** Required task **
Turn the stretch of data from the line containing "- Bar: [371, 246, 381, 253]" through the line containing "- Text: Medical" into a Markdown table with a Number column and an Entry column, one row per line and no blank lines.

═══ Rows

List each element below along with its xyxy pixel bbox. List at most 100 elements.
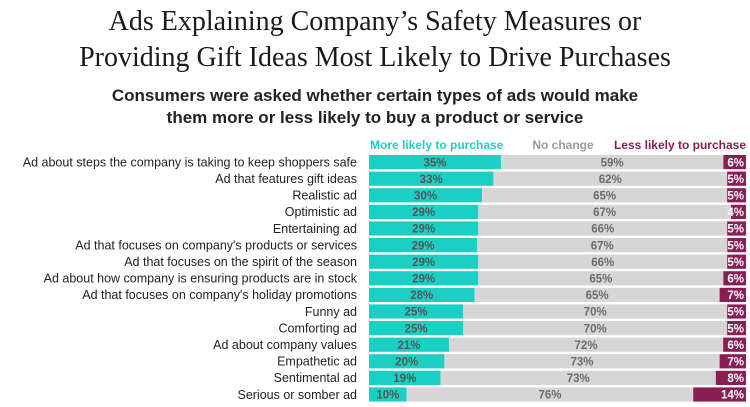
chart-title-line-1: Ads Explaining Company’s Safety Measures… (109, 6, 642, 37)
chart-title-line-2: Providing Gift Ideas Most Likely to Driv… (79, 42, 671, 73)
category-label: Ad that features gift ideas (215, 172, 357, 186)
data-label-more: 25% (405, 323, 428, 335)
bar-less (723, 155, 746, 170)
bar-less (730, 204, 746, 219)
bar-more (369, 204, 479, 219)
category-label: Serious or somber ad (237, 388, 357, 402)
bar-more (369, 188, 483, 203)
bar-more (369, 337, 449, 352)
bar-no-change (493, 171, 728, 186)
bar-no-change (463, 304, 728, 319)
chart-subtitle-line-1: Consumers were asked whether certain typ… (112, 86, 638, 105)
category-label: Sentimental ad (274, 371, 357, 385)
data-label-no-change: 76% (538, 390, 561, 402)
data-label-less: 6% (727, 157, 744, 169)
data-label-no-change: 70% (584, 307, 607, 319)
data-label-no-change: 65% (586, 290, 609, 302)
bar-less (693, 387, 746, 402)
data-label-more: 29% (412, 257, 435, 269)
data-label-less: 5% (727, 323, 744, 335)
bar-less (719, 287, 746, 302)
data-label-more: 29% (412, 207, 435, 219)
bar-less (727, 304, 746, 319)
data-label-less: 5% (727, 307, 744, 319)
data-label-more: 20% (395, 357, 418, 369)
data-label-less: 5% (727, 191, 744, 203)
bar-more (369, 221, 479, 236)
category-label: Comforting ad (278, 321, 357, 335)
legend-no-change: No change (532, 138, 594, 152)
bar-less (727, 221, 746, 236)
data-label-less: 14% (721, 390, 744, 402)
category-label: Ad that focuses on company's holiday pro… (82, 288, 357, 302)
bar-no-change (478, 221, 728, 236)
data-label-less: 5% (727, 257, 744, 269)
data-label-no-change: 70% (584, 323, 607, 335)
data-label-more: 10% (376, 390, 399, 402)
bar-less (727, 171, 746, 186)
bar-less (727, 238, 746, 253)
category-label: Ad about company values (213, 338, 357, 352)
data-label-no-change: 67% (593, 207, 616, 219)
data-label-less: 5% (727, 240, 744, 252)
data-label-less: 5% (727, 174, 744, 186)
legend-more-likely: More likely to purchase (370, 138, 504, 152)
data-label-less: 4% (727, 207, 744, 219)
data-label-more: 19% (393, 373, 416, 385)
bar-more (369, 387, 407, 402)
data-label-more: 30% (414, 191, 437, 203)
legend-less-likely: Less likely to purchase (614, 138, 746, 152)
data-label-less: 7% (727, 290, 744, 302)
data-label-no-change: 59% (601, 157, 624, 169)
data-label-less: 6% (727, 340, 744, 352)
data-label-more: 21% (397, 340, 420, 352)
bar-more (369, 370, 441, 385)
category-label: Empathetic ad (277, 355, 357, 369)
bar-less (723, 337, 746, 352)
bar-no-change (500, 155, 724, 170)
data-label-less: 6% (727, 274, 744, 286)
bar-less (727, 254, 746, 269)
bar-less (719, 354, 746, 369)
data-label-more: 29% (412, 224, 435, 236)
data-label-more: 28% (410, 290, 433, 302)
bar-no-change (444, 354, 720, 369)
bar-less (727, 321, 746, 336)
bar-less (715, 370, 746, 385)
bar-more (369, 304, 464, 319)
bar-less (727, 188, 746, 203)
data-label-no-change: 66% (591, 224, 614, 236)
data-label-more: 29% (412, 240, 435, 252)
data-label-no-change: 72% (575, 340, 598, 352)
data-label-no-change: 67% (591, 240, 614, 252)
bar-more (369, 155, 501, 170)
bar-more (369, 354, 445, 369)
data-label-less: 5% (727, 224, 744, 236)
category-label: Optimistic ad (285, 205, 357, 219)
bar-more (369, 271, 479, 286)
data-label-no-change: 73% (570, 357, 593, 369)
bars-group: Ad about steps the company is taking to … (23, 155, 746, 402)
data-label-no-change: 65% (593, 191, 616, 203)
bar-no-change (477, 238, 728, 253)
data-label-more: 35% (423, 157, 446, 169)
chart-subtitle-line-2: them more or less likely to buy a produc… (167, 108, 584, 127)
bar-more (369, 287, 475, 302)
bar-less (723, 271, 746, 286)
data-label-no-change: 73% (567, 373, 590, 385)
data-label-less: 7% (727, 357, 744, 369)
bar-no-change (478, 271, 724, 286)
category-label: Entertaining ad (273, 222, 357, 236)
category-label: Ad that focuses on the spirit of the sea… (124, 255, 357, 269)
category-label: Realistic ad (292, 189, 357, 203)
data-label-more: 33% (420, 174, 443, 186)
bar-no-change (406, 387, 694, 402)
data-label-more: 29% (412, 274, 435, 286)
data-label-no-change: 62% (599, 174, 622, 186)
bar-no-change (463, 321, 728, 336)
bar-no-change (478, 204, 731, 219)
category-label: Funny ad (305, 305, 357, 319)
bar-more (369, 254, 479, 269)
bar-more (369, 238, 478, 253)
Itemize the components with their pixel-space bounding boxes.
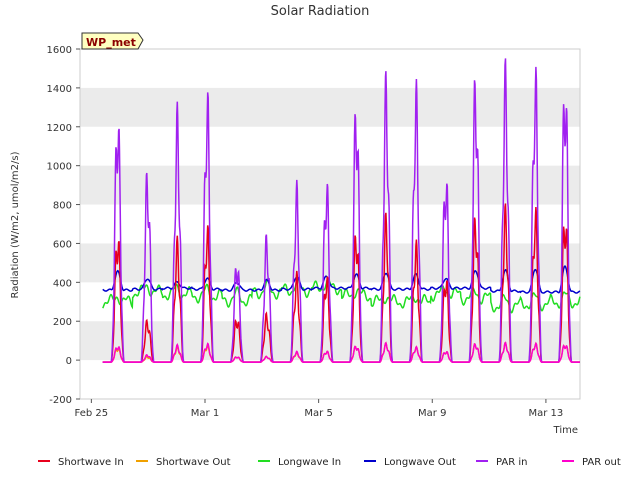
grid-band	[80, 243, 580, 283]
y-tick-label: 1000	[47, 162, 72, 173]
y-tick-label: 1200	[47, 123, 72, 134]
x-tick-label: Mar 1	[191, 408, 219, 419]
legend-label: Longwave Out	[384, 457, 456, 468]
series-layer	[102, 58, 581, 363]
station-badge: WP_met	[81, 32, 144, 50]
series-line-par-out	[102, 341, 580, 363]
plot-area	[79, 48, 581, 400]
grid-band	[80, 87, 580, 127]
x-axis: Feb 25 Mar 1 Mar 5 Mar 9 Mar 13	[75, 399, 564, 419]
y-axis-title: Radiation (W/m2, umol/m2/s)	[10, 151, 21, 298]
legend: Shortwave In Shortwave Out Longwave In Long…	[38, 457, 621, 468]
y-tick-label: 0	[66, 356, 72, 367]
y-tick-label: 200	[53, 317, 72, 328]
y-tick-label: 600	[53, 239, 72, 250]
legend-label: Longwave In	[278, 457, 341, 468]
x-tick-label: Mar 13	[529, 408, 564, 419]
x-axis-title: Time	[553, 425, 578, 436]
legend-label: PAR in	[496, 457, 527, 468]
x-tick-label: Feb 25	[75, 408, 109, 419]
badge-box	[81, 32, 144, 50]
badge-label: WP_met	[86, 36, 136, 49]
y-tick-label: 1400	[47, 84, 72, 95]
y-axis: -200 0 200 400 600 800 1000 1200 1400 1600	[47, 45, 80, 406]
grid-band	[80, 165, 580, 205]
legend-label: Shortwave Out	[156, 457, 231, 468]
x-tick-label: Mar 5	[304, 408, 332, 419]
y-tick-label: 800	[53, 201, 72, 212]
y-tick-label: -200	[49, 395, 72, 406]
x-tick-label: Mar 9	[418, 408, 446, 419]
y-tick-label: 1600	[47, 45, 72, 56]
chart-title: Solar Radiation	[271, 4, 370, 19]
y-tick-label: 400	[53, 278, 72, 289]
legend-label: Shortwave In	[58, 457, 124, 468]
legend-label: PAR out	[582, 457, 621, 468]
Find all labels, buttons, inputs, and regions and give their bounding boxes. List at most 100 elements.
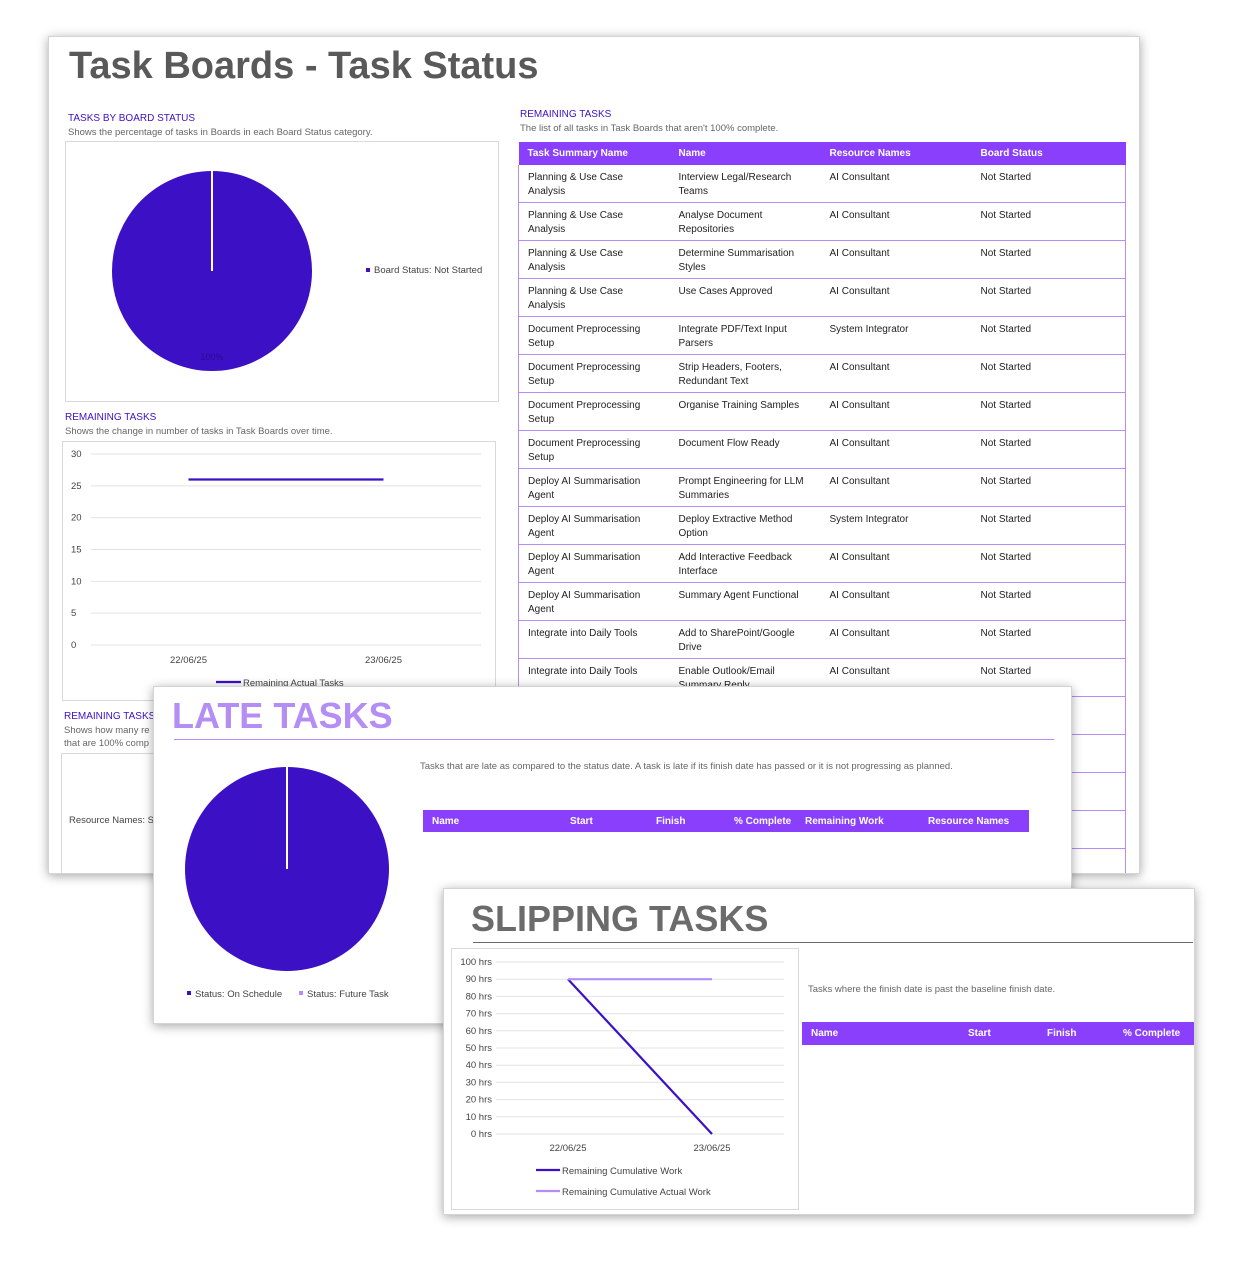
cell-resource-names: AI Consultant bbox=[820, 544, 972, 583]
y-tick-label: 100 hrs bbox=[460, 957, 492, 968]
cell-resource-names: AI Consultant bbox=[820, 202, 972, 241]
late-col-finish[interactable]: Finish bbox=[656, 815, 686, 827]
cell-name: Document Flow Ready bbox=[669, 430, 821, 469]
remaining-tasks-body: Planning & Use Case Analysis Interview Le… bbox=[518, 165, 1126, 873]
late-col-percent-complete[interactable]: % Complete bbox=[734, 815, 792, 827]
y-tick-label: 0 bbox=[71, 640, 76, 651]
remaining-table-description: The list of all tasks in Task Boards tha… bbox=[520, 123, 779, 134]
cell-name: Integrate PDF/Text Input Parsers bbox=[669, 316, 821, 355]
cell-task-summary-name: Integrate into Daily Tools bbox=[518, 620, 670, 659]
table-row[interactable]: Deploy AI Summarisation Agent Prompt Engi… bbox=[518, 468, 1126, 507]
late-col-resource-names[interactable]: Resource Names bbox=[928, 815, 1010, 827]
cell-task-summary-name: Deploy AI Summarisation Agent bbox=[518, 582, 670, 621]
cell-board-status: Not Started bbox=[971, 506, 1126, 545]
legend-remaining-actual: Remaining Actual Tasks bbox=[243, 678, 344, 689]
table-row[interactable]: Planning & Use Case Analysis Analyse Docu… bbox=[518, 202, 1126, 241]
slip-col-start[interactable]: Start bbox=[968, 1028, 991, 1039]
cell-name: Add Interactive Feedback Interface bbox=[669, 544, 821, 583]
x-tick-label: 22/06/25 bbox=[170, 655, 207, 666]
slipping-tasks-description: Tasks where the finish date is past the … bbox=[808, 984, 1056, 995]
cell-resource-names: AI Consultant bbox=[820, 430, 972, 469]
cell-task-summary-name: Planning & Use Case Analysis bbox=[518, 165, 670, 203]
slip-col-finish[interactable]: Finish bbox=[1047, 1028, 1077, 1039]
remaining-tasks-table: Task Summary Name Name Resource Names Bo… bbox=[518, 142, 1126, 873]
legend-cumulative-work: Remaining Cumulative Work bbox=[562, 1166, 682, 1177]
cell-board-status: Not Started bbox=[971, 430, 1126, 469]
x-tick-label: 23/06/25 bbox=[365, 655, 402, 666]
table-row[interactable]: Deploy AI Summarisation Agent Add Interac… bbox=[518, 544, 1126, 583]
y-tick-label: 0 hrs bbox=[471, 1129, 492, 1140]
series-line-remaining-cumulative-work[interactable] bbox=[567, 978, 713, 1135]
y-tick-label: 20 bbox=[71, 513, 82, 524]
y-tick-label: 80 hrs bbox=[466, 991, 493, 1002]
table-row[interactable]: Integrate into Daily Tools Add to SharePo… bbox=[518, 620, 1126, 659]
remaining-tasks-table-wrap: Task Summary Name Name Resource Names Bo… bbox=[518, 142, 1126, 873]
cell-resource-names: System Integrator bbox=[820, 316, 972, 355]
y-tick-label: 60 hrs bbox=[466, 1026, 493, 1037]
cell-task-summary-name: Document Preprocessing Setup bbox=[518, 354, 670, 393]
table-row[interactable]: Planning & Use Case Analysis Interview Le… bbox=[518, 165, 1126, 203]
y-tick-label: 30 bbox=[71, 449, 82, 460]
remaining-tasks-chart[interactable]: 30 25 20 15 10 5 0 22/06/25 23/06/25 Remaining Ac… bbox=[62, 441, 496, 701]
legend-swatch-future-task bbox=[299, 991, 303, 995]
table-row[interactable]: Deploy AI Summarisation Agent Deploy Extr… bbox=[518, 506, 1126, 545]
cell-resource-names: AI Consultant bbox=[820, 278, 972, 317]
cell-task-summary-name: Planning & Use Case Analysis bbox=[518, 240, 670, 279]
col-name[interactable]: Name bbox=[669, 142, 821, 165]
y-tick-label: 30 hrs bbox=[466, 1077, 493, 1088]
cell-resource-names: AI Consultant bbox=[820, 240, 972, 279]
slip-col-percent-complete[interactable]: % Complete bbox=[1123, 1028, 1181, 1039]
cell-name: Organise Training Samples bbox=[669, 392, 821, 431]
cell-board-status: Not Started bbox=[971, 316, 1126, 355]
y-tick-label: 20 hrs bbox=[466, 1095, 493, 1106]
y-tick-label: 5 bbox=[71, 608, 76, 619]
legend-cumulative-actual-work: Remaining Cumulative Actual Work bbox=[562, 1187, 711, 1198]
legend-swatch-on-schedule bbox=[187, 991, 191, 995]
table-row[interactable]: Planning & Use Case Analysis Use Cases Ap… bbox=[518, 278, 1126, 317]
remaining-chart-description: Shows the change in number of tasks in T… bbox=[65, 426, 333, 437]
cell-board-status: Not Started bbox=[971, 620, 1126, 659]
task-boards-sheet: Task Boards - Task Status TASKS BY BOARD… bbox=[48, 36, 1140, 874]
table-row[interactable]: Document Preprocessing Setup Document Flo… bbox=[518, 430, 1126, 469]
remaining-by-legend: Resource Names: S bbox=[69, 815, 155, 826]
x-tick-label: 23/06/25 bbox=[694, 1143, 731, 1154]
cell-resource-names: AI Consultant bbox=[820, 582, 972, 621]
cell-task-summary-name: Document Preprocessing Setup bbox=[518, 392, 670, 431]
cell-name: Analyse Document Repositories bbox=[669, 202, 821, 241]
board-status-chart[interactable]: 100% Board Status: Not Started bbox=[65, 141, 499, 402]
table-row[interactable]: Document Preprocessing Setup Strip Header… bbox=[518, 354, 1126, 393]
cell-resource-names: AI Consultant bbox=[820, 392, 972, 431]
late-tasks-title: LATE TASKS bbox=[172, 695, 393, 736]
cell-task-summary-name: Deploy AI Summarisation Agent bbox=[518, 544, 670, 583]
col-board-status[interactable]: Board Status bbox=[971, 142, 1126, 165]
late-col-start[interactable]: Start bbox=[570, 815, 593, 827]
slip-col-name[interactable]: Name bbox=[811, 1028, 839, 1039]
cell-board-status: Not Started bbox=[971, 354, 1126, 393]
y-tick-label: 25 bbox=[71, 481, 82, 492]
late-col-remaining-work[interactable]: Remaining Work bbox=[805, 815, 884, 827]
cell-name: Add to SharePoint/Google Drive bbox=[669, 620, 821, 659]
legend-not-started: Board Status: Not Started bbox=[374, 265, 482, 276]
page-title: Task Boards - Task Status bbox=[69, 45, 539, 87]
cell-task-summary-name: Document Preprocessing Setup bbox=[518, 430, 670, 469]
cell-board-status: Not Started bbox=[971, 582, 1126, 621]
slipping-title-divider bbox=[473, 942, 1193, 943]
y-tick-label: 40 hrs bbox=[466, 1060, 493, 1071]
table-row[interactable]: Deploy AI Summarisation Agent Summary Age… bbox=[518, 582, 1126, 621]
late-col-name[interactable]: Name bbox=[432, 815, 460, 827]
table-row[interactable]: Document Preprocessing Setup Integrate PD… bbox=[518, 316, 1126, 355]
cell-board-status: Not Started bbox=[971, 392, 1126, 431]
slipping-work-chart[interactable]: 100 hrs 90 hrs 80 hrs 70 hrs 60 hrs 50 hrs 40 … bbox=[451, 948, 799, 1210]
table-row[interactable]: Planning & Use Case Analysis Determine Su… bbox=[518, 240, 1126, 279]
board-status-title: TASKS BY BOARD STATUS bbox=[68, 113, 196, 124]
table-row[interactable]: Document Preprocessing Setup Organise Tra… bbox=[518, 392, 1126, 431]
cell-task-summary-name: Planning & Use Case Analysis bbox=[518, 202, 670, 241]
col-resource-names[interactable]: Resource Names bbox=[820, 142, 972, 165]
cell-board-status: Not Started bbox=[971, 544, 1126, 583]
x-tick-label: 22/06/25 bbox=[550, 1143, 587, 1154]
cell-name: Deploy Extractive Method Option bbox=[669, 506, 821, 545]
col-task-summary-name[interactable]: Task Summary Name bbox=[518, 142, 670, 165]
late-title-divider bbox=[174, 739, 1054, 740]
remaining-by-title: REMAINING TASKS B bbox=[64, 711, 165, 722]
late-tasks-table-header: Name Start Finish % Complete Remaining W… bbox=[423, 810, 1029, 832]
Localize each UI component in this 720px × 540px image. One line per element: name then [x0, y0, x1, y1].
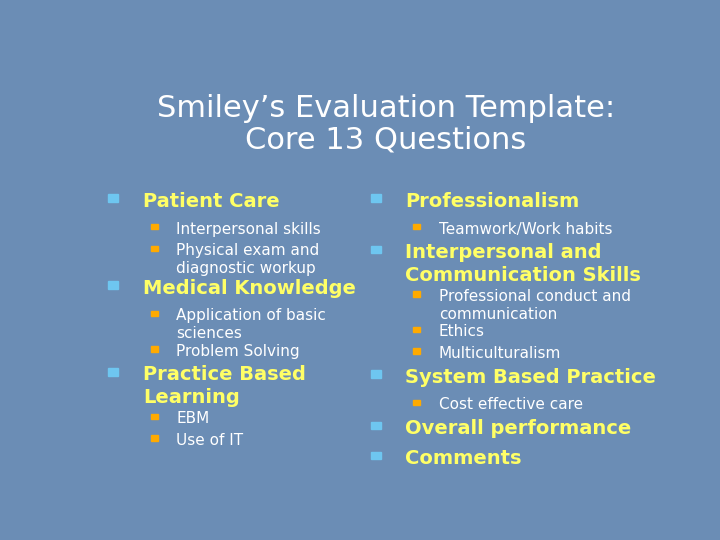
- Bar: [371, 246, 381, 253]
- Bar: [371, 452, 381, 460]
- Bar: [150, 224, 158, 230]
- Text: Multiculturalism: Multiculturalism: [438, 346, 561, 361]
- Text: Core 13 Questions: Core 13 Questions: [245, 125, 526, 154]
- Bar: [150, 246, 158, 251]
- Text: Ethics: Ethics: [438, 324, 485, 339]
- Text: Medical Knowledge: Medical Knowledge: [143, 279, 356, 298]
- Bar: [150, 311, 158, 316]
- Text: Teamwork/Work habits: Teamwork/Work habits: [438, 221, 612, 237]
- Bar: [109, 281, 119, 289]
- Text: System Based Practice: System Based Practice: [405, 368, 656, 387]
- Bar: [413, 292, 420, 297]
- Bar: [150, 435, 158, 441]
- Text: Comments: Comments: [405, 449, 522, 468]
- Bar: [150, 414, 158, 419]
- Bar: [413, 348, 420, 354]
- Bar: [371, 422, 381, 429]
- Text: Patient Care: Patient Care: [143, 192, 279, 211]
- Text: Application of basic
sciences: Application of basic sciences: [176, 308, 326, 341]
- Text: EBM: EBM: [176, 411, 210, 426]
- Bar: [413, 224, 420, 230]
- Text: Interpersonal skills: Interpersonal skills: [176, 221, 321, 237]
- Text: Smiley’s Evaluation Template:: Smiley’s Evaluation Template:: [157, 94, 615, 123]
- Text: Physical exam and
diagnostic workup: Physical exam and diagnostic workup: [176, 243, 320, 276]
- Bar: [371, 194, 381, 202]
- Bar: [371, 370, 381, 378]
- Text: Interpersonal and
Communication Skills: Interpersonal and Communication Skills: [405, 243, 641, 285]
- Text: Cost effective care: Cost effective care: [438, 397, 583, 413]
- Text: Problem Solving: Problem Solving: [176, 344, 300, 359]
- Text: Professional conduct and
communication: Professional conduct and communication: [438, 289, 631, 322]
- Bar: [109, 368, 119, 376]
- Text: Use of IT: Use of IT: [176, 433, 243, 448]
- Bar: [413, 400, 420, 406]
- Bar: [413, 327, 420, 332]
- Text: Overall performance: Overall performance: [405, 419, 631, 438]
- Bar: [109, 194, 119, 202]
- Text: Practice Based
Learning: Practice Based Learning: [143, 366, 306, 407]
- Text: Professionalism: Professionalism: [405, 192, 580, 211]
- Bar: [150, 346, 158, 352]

══════

** The solution **
| Number | Entry |
|---|---|
| 1 | - Bar: [371, 246, 381, 253] |
| 2 | - Bar: [371, 452, 381, 460] |
| 3 | - Bar: [150, 224, 158, 230] |
| 4 | - Text: Multiculturalism: Multiculturalism: [438, 346, 561, 361] |
| 5 | - Text: Core 13 Questions: Core 13 Questions: [245, 125, 526, 154] |
| 6 | - Bar: [150, 246, 158, 251] |
| 7 | - Text: Ethics: Ethics: [438, 324, 485, 339] |
| 8 | - Text: Medical Knowledge: Medical Knowledge: [143, 279, 356, 298] |